-- REQUIREMENTS --
For each line below that contains the string "heart", copy that line.

--- begin DATA EXCERPTS ---

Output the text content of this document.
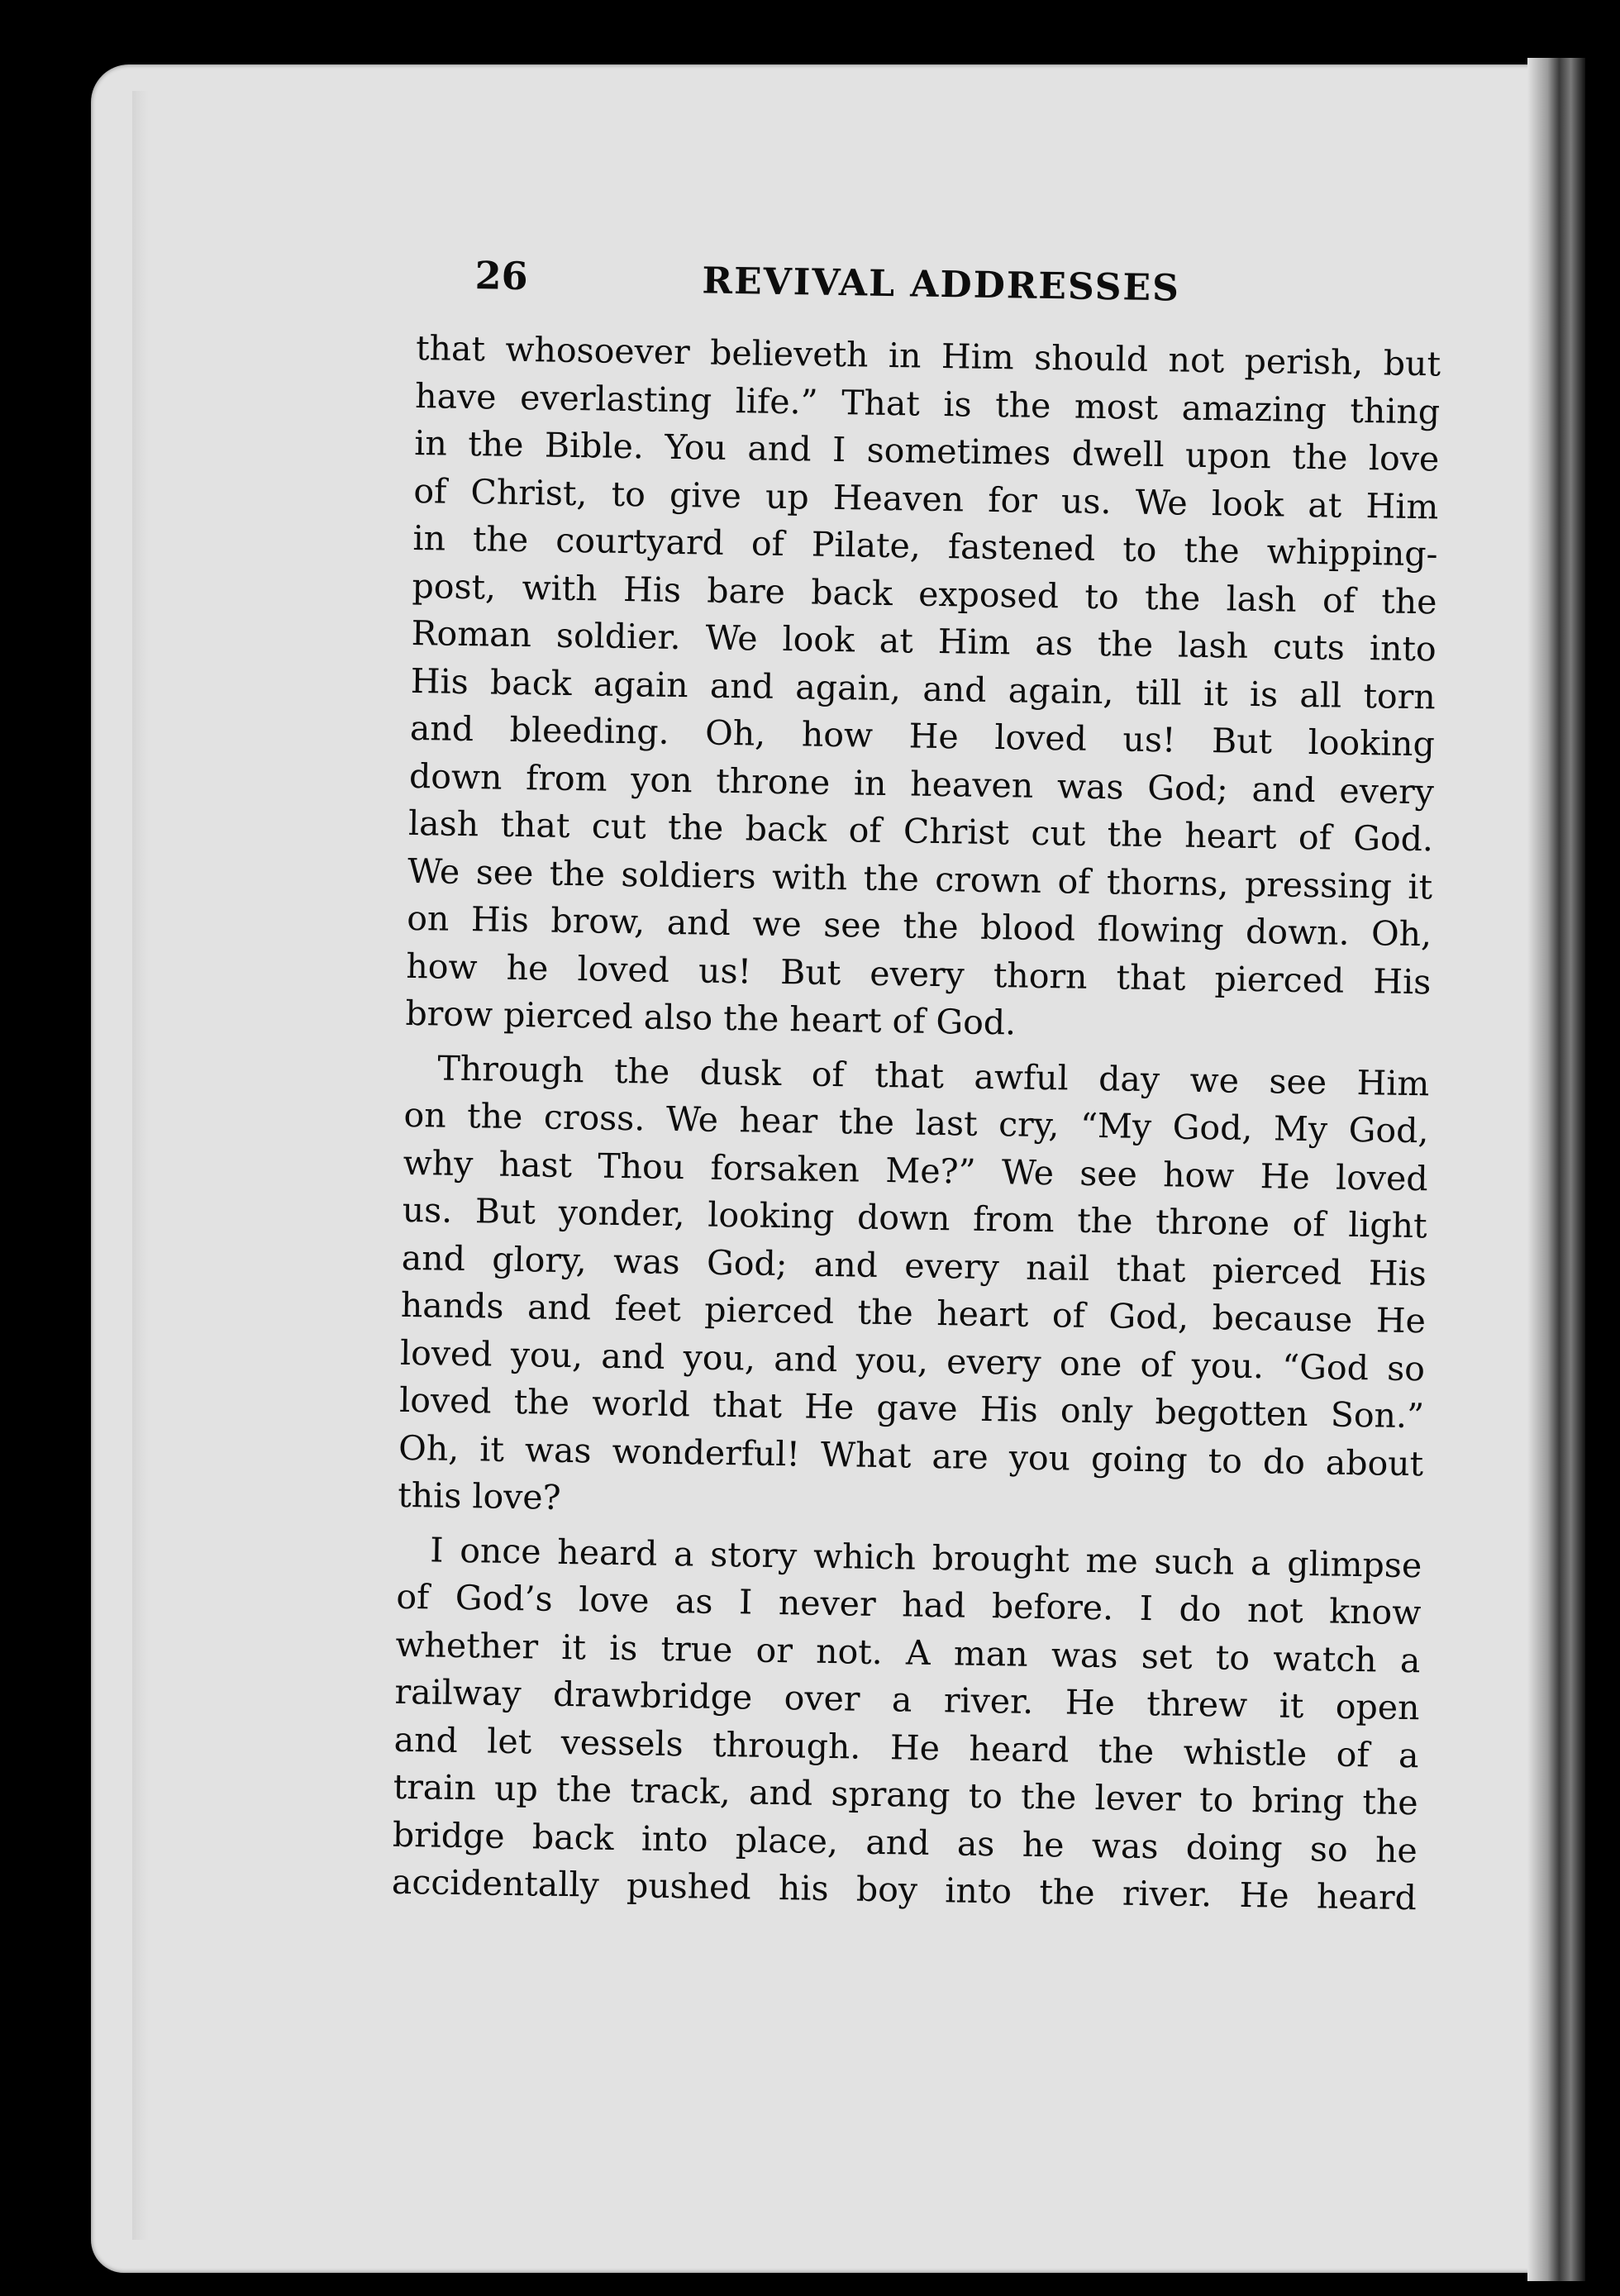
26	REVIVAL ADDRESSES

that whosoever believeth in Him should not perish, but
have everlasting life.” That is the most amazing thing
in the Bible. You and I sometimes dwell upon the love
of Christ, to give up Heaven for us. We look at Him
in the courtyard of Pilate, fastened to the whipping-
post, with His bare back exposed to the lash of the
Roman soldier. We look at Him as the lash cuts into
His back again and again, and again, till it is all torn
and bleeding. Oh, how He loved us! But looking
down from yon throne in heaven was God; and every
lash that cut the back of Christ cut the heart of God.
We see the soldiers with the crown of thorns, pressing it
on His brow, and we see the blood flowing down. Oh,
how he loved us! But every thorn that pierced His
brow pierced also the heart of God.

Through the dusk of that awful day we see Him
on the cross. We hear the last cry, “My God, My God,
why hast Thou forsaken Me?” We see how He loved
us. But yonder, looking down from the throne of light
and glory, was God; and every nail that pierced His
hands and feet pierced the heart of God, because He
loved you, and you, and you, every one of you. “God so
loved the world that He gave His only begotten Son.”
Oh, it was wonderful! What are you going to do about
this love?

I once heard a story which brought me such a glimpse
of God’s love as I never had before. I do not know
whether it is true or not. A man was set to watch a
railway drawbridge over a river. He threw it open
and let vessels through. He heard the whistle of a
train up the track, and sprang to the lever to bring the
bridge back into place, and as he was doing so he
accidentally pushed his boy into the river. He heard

--- end DATA EXCERPTS ---

-- RESPONSE TO THE EXERCISE --
lash that cut the back of Christ cut the heart of God.
brow pierced also the heart of God.
hands and feet pierced the heart of God, because He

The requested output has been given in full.